Each record is to be printed again precisely as it reads.
== Supplied material ==
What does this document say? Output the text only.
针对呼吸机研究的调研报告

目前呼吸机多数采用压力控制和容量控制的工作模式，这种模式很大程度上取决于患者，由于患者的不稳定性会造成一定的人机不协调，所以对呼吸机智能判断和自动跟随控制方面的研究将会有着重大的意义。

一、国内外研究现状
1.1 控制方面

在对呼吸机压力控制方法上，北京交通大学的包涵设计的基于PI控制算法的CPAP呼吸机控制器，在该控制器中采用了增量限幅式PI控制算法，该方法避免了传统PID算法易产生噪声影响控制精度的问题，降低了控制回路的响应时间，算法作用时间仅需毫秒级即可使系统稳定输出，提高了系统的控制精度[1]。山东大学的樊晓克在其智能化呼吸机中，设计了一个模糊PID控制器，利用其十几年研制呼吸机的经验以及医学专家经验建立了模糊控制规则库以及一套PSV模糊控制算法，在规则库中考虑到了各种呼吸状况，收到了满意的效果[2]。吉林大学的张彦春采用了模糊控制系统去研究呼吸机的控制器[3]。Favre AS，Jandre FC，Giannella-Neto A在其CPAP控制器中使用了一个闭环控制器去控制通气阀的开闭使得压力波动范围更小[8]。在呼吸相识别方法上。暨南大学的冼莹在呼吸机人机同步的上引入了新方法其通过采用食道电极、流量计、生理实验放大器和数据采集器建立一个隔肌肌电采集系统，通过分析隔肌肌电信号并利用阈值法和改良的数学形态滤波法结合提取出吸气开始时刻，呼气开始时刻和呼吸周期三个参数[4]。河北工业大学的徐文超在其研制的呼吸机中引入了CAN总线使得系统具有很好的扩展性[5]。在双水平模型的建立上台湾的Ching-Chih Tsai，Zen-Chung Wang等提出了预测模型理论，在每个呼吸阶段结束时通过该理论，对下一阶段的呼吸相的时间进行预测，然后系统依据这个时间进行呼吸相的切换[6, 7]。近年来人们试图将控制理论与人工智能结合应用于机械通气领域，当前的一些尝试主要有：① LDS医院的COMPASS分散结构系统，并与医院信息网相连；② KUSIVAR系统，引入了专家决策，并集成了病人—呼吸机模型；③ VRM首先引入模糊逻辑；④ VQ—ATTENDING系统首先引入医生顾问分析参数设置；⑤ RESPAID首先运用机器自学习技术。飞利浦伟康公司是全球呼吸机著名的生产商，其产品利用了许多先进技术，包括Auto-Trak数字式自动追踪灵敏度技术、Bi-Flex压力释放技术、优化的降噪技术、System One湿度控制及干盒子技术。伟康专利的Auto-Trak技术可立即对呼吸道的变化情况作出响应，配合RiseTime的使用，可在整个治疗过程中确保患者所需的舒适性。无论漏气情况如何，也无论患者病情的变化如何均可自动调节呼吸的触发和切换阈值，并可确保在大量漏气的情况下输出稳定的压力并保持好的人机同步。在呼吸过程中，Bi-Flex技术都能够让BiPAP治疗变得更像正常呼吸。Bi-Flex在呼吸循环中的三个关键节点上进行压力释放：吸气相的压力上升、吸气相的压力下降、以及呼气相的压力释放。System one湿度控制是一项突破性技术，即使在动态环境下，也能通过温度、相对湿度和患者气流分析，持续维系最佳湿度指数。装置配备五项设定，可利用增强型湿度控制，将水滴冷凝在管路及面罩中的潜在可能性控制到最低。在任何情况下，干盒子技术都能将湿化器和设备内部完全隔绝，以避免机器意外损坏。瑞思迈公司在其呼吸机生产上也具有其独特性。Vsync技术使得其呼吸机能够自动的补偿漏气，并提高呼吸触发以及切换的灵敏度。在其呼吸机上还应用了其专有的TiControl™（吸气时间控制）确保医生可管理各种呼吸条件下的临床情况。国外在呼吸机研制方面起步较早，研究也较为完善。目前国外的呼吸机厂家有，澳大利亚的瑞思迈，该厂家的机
===
Correct output ::
What does this document say? Output the text only.
针对呼吸机研究的调研报告

目前呼吸机多数采用压力控制和容量控制的工作模式，这种模式很大程度上取决于患者，由于患者的不稳定性会造成一定的人机不协调，所以对呼吸机智能判断和自动跟随控制方面的研究将会有着重大的意义。

一、国内外研究现状
1.1 控制方面

在对呼吸机压力控制方法上，北京交通大学的包涵设计的基于PI控制算法的CPAP呼吸机控制器，在该控制器中采用了增量限幅式PI控制算法，该方法避免了传统PID算法易产生噪声影响控制精度的问题，降低了控制回路的响应时间，算法作用时间仅需毫秒级即可使系统稳定输出，提高了系统的控制精度[1]。山东大学的樊晓克在其智能化呼吸机中，设计了一个模糊PID控制器，利用其十几年研制呼吸机的经验以及医学专家经验建立了模糊控制规则库以及一套PSV模糊控制算法，在规则库中考虑到了各种呼吸状况，收到了满意的效果[2]。吉林大学的张彦春采用了模糊控制系统去研究呼吸机的控制器[3]。Favre AS，Jandre FC，Giannella-Neto A在其CPAP控制器中使用了一个闭环控制器去控制通气阀的开闭使得压力波动范围更小[8]。在呼吸相识别方法上。暨南大学的冼莹在呼吸机人机同步的上引入了新方法其通过采用食道电极、流量计、生理实验放大器和数据采集器建立一个隔肌肌电采集系统，通过分析隔肌肌电信号并利用阈值法和改良的数学形态滤波法结合提取出吸气开始时刻，呼气开始时刻和呼吸周期三个参数[4]。河北工业大学的徐文超在其研制的呼吸机中引入了CAN总线使得系统具有很好的扩展性[5]。在双水平模型的建立上台湾的Ching-Chih Tsai，Zen-Chung Wang等提出了预测模型理论，在每个呼吸阶段结束时通过该理论，对下一阶段的呼吸相的时间进行预测，然后系统依据这个时间进行呼吸相的切换[6, 7]。近年来人们试图将控制理论与人工智能结合应用于机械通气领域，当前的一些尝试主要有：① LDS医院的COMPASS分散结构系统，并与医院信息网相连；② KUSIVAR系统，引入了专家决策，并集成了病人—呼吸机模型；③ VRM首先引入模糊逻辑；④ VQ—ATTENDING系统首先引入医生顾问分析参数设置；⑤ RESPAID首先运用机器自学习技术。飞利浦伟康公司是全球呼吸机著名的生产商，其产品利用了许多先进技术，包括Auto-Trak数字式自动追踪灵敏度技术、Bi-Flex压力释放技术、优化的降噪技术、System One湿度控制及干盒子技术。伟康专利的Auto-Trak技术可立即对呼吸道的变化情况作出响应，配合RiseTime的使用，可在整个治疗过程中确保患者所需的舒适性。无论漏气情况如何，也无论患者病情的变化如何均可自动调节呼吸的触发和切换阈值，并可确保在大量漏气的情况下输出稳定的压力并保持好的人机同步。在呼吸过程中，Bi-Flex技术都能够让BiPAP治疗变得更像正常呼吸。Bi-Flex在呼吸循环中的三个关键节点上进行压力释放：吸气相的压力上升、吸气相的压力下降、以及呼气相的压力释放。System one湿度控制是一项突破性技术，即使在动态环境下，也能通过温度、相对湿度和患者气流分析，持续维系最佳湿度指数。装置配备五项设定，可利用增强型湿度控制，将水滴冷凝在管路及面罩中的潜在可能性控制到最低。在任何情况下，干盒子技术都能将湿化器和设备内部完全隔绝，以避免机器意外损坏。瑞思迈公司在其呼吸机生产上也具有其独特性。Vsync技术使得其呼吸机能够自动的补偿漏气，并提高呼吸触发以及切换的灵敏度。在其呼吸机上还应用了其专有的TiControl™（吸气时间控制）确保医生可管理各种呼吸条件下的临床情况。国外在呼吸机研制方面起步较早，研究也较为完善。目前国外的呼吸机厂家有，澳大利亚的瑞思迈，该厂家的机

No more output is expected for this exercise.